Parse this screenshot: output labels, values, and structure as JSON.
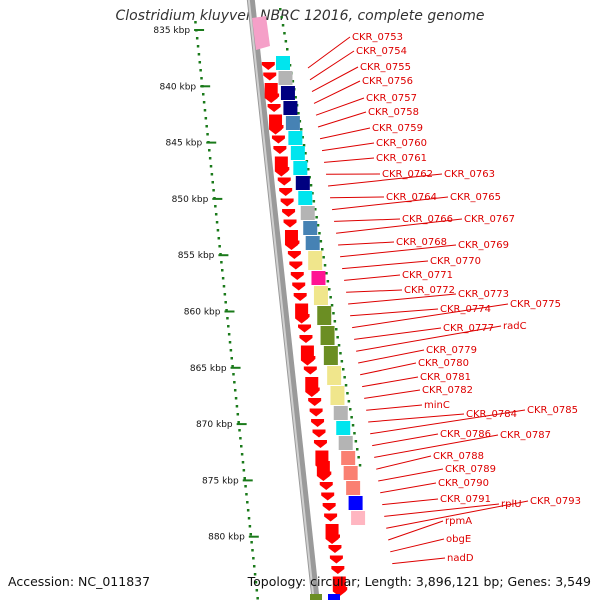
{
  "title": "Clostridium kluyveri NBRC 12016, complete genome",
  "accession_text": "Accession: NC_011837",
  "topology_text": "Topology: circular; Length: 3,896,121 bp; Genes: 3,549",
  "colors": {
    "backbone": "#9a9a9a",
    "cds_red": "#ff0000",
    "tick_green": "#1a7a1a",
    "label_red": "#dd0000",
    "cog_cyan": "#00e5ee",
    "cog_navy": "#000080",
    "cog_gray": "#b4b4b4",
    "cog_steel": "#4682b4",
    "cog_khaki": "#f0e68c",
    "cog_olive": "#6b8e23",
    "cog_salmon": "#fa8072",
    "cog_pink": "#ff1493",
    "cog_blue": "#0000ff",
    "cog_lightpink": "#ffb6c1"
  },
  "scale_ticks": [
    "835 kbp",
    "840 kbp",
    "845 kbp",
    "850 kbp",
    "855 kbp",
    "860 kbp",
    "865 kbp",
    "870 kbp",
    "875 kbp",
    "880 kbp"
  ],
  "gene_labels": [
    "CKR_0753",
    "CKR_0754",
    "CKR_0755",
    "CKR_0756",
    "CKR_0757",
    "CKR_0758",
    "CKR_0759",
    "CKR_0760",
    "CKR_0761",
    "CKR_0762",
    "CKR_0763",
    "CKR_0764",
    "CKR_0765",
    "CKR_0766",
    "CKR_0767",
    "CKR_0768",
    "CKR_0769",
    "CKR_0770",
    "CKR_0771",
    "CKR_0772",
    "CKR_0773",
    "CKR_0774",
    "CKR_0775",
    "CKR_0777",
    "radC",
    "CKR_0779",
    "CKR_0780",
    "CKR_0781",
    "CKR_0782",
    "minC",
    "CKR_0784",
    "CKR_0785",
    "CKR_0786",
    "CKR_0787",
    "CKR_0788",
    "CKR_0789",
    "CKR_0790",
    "CKR_0791",
    "rplU",
    "CKR_0793",
    "rpmA",
    "obgE",
    "nadD"
  ]
}
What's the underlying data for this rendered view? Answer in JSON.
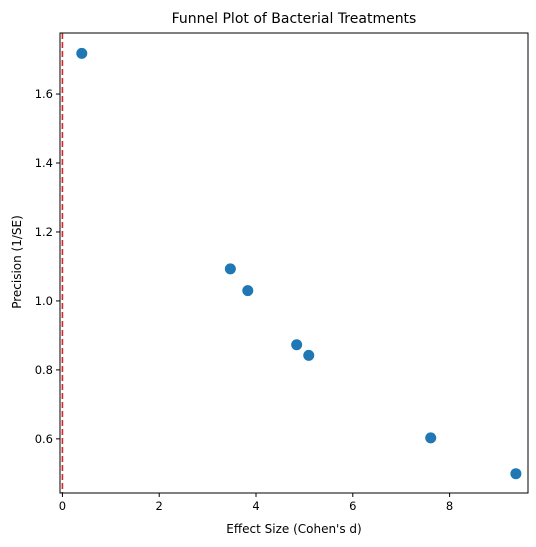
{
  "chart_data": {
    "type": "scatter",
    "title": "Funnel Plot of Bacterial Treatments",
    "xlabel": "Effect Size (Cohen's d)",
    "ylabel": "Precision (1/SE)",
    "xlim": [
      -0.05,
      9.62
    ],
    "ylim": [
      0.443,
      1.777
    ],
    "xticks": [
      0,
      2,
      4,
      6,
      8
    ],
    "yticks": [
      0.6,
      0.8,
      1.0,
      1.2,
      1.4,
      1.6
    ],
    "ytick_labels": [
      "0.6",
      "0.8",
      "1.0",
      "1.2",
      "1.4",
      "1.6"
    ],
    "grid": false,
    "reference_line": {
      "x": 0,
      "color": "#d62728",
      "style": "dashed"
    },
    "point_color": "#1f77b4",
    "points": [
      {
        "x": 0.4,
        "y": 1.718
      },
      {
        "x": 3.47,
        "y": 1.093
      },
      {
        "x": 3.83,
        "y": 1.03
      },
      {
        "x": 4.84,
        "y": 0.873
      },
      {
        "x": 5.09,
        "y": 0.842
      },
      {
        "x": 7.61,
        "y": 0.603
      },
      {
        "x": 9.37,
        "y": 0.499
      }
    ]
  }
}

------------------------------------------------

§ TASK TO CARRY OUT
From the material above, print everything exactly except the pictures.

§ WORKED SOLUTION
Parse this screenshot: output labels, values, and structure as JSON.
{
  "title": "Clostridium kluyveri NBRC 12016, complete genome",
  "accession_text": "Accession: NC_011837",
  "topology_text": "Topology: circular; Length: 3,896,121 bp; Genes: 3,549",
  "colors": {
    "backbone": "#9a9a9a",
    "cds_red": "#ff0000",
    "tick_green": "#1a7a1a",
    "label_red": "#dd0000",
    "cog_cyan": "#00e5ee",
    "cog_navy": "#000080",
    "cog_gray": "#b4b4b4",
    "cog_steel": "#4682b4",
    "cog_khaki": "#f0e68c",
    "cog_olive": "#6b8e23",
    "cog_salmon": "#fa8072",
    "cog_pink": "#ff1493",
    "cog_blue": "#0000ff",
    "cog_lightpink": "#ffb6c1"
  },
  "scale_ticks": [
    "835 kbp",
    "840 kbp",
    "845 kbp",
    "850 kbp",
    "855 kbp",
    "860 kbp",
    "865 kbp",
    "870 kbp",
    "875 kbp",
    "880 kbp"
  ],
  "gene_labels": [
    "CKR_0753",
    "CKR_0754",
    "CKR_0755",
    "CKR_0756",
    "CKR_0757",
    "CKR_0758",
    "CKR_0759",
    "CKR_0760",
    "CKR_0761",
    "CKR_0762",
    "CKR_0763",
    "CKR_0764",
    "CKR_0765",
    "CKR_0766",
    "CKR_0767",
    "CKR_0768",
    "CKR_0769",
    "CKR_0770",
    "CKR_0771",
    "CKR_0772",
    "CKR_0773",
    "CKR_0774",
    "CKR_0775",
    "CKR_0777",
    "radC",
    "CKR_0779",
    "CKR_0780",
    "CKR_0781",
    "CKR_0782",
    "minC",
    "CKR_0784",
    "CKR_0785",
    "CKR_0786",
    "CKR_0787",
    "CKR_0788",
    "CKR_0789",
    "CKR_0790",
    "CKR_0791",
    "rplU",
    "CKR_0793",
    "rpmA",
    "obgE",
    "nadD"
  ]
}
What's the underlying data for this rendered view? Answer in JSON.
{
  "chart_data": {
    "type": "scatter",
    "title": "Funnel Plot of Bacterial Treatments",
    "xlabel": "Effect Size (Cohen's d)",
    "ylabel": "Precision (1/SE)",
    "xlim": [
      -0.05,
      9.62
    ],
    "ylim": [
      0.443,
      1.777
    ],
    "xticks": [
      0,
      2,
      4,
      6,
      8
    ],
    "yticks": [
      0.6,
      0.8,
      1.0,
      1.2,
      1.4,
      1.6
    ],
    "ytick_labels": [
      "0.6",
      "0.8",
      "1.0",
      "1.2",
      "1.4",
      "1.6"
    ],
    "grid": false,
    "reference_line": {
      "x": 0,
      "color": "#d62728",
      "style": "dashed"
    },
    "point_color": "#1f77b4",
    "points": [
      {
        "x": 0.4,
        "y": 1.718
      },
      {
        "x": 3.47,
        "y": 1.093
      },
      {
        "x": 3.83,
        "y": 1.03
      },
      {
        "x": 4.84,
        "y": 0.873
      },
      {
        "x": 5.09,
        "y": 0.842
      },
      {
        "x": 7.61,
        "y": 0.603
      },
      {
        "x": 9.37,
        "y": 0.499
      }
    ]
  }
}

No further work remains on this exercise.